## BEGIN

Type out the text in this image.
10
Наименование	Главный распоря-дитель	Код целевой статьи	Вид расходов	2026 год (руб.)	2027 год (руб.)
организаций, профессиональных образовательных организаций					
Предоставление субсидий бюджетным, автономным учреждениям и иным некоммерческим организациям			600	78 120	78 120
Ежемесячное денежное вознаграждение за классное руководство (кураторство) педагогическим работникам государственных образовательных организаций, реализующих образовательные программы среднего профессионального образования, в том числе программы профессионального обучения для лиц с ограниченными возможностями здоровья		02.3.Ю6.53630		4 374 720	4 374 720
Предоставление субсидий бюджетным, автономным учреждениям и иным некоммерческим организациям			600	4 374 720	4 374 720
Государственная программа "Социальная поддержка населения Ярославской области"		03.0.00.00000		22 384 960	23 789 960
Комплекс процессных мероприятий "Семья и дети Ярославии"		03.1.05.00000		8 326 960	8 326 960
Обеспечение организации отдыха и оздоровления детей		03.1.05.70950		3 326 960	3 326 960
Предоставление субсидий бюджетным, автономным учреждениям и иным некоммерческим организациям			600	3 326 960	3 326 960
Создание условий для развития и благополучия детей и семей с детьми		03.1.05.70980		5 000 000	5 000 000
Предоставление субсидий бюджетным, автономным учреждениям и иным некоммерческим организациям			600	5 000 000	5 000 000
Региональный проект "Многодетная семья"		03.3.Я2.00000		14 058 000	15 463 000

## END

Written instruction
In the records above, locate the lines holding the word "детей". Copy each of them.

Answer to the problem
Обеспечение организации отдыха и оздоровления детей		03.1.05.70950		3 326 960	3 326 960
Создание условий для развития и благополучия детей и семей с детьми		03.1.05.70980		5 000 000	5 000 000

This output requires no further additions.